**WRITTEN EXERCISE:** Repeat each entry exactly and drop the pictures.

**MATERIAL FOR THIS EXERCISE:**
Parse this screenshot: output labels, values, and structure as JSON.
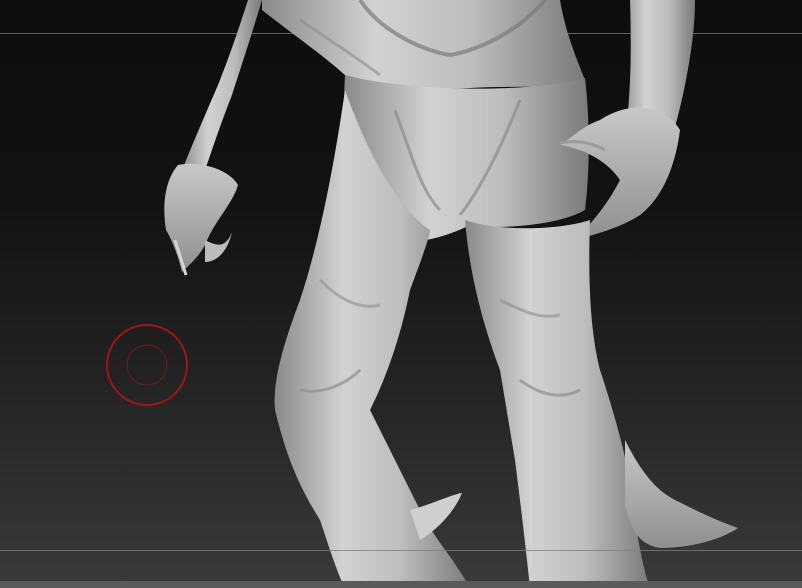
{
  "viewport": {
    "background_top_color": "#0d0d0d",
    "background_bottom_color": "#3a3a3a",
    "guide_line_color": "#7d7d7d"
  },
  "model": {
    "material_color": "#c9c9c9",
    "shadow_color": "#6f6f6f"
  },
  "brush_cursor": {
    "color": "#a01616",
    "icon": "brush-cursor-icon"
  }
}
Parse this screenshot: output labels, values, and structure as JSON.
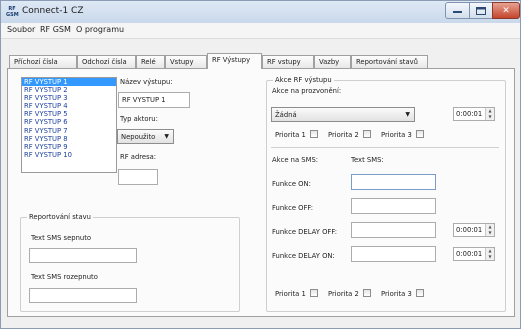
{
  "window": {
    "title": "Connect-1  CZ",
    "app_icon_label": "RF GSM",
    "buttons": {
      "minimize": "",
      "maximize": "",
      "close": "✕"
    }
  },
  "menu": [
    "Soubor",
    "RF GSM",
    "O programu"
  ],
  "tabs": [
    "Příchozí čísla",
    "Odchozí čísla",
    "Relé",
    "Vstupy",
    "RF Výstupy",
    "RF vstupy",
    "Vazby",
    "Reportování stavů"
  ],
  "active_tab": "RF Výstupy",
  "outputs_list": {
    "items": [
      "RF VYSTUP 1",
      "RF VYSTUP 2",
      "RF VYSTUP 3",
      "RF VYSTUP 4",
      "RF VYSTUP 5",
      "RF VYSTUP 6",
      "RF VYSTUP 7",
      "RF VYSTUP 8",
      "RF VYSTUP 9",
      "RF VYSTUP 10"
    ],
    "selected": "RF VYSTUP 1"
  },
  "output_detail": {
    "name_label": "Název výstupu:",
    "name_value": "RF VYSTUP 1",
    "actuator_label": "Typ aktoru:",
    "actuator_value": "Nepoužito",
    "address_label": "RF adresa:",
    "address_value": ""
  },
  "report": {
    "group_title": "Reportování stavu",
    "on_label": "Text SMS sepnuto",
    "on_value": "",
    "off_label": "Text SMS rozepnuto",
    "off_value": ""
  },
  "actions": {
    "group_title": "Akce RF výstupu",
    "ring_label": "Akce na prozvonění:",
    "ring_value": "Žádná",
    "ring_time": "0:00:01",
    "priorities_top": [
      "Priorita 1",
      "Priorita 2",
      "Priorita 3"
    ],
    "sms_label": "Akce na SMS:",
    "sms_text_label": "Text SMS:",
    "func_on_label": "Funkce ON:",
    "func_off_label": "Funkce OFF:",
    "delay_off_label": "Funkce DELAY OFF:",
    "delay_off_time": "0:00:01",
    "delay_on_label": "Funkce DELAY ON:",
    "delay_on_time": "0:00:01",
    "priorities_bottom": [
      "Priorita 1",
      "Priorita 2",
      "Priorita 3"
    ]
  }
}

**FINAL RESULT:**
Parse this screenshot: output labels, values, and structure as JSON.
{
  "viewport": {
    "background_top_color": "#0d0d0d",
    "background_bottom_color": "#3a3a3a",
    "guide_line_color": "#7d7d7d"
  },
  "model": {
    "material_color": "#c9c9c9",
    "shadow_color": "#6f6f6f"
  },
  "brush_cursor": {
    "color": "#a01616",
    "icon": "brush-cursor-icon"
  }
}
Parse this screenshot: output labels, values, and structure as JSON.
{
  "window": {
    "title": "Connect-1  CZ",
    "app_icon_label": "RF GSM",
    "buttons": {
      "minimize": "",
      "maximize": "",
      "close": "✕"
    }
  },
  "menu": [
    "Soubor",
    "RF GSM",
    "O programu"
  ],
  "tabs": [
    "Příchozí čísla",
    "Odchozí čísla",
    "Relé",
    "Vstupy",
    "RF Výstupy",
    "RF vstupy",
    "Vazby",
    "Reportování stavů"
  ],
  "active_tab": "RF Výstupy",
  "outputs_list": {
    "items": [
      "RF VYSTUP 1",
      "RF VYSTUP 2",
      "RF VYSTUP 3",
      "RF VYSTUP 4",
      "RF VYSTUP 5",
      "RF VYSTUP 6",
      "RF VYSTUP 7",
      "RF VYSTUP 8",
      "RF VYSTUP 9",
      "RF VYSTUP 10"
    ],
    "selected": "RF VYSTUP 1"
  },
  "output_detail": {
    "name_label": "Název výstupu:",
    "name_value": "RF VYSTUP 1",
    "actuator_label": "Typ aktoru:",
    "actuator_value": "Nepoužito",
    "address_label": "RF adresa:",
    "address_value": ""
  },
  "report": {
    "group_title": "Reportování stavu",
    "on_label": "Text SMS sepnuto",
    "on_value": "",
    "off_label": "Text SMS rozepnuto",
    "off_value": ""
  },
  "actions": {
    "group_title": "Akce RF výstupu",
    "ring_label": "Akce na prozvonění:",
    "ring_value": "Žádná",
    "ring_time": "0:00:01",
    "priorities_top": [
      "Priorita 1",
      "Priorita 2",
      "Priorita 3"
    ],
    "sms_label": "Akce na SMS:",
    "sms_text_label": "Text SMS:",
    "func_on_label": "Funkce ON:",
    "func_off_label": "Funkce OFF:",
    "delay_off_label": "Funkce DELAY OFF:",
    "delay_off_time": "0:00:01",
    "delay_on_label": "Funkce DELAY ON:",
    "delay_on_time": "0:00:01",
    "priorities_bottom": [
      "Priorita 1",
      "Priorita 2",
      "Priorita 3"
    ]
  }
}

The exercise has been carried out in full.